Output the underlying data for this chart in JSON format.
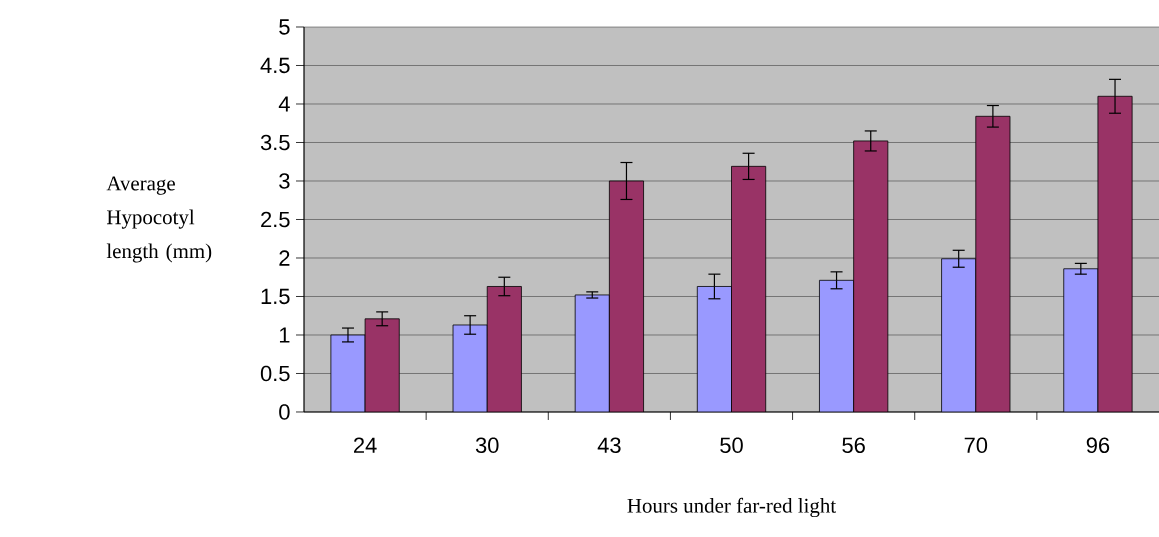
{
  "chart_data": {
    "type": "bar",
    "xlabel": "Hours under far-red light",
    "ylabel": "Average Hypocotyl length (mm)",
    "categories": [
      "24",
      "30",
      "43",
      "50",
      "56",
      "70",
      "96"
    ],
    "series": [
      {
        "color": "#9999ff",
        "values": [
          1.0,
          1.13,
          1.52,
          1.63,
          1.71,
          1.99,
          1.86
        ],
        "errors": [
          0.09,
          0.12,
          0.04,
          0.16,
          0.11,
          0.11,
          0.07
        ]
      },
      {
        "color": "#993366",
        "values": [
          1.21,
          1.63,
          3.0,
          3.19,
          3.52,
          3.84,
          4.1
        ],
        "errors": [
          0.09,
          0.12,
          0.24,
          0.17,
          0.13,
          0.14,
          0.22
        ]
      }
    ],
    "ylim": [
      0,
      5
    ],
    "yticks": [
      0,
      0.5,
      1,
      1.5,
      2,
      2.5,
      3,
      3.5,
      4,
      4.5,
      5
    ],
    "grid": "y"
  }
}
******************************
- [Stated task] Write out the whole listing again, exactly, with no pictures.

- [Result for this task]
Output the underlying data for this chart in JSON format.
{
  "chart_data": {
    "type": "bar",
    "xlabel": "Hours under far-red light",
    "ylabel": "Average Hypocotyl length (mm)",
    "categories": [
      "24",
      "30",
      "43",
      "50",
      "56",
      "70",
      "96"
    ],
    "series": [
      {
        "color": "#9999ff",
        "values": [
          1.0,
          1.13,
          1.52,
          1.63,
          1.71,
          1.99,
          1.86
        ],
        "errors": [
          0.09,
          0.12,
          0.04,
          0.16,
          0.11,
          0.11,
          0.07
        ]
      },
      {
        "color": "#993366",
        "values": [
          1.21,
          1.63,
          3.0,
          3.19,
          3.52,
          3.84,
          4.1
        ],
        "errors": [
          0.09,
          0.12,
          0.24,
          0.17,
          0.13,
          0.14,
          0.22
        ]
      }
    ],
    "ylim": [
      0,
      5
    ],
    "yticks": [
      0,
      0.5,
      1,
      1.5,
      2,
      2.5,
      3,
      3.5,
      4,
      4.5,
      5
    ],
    "grid": "y"
  }
}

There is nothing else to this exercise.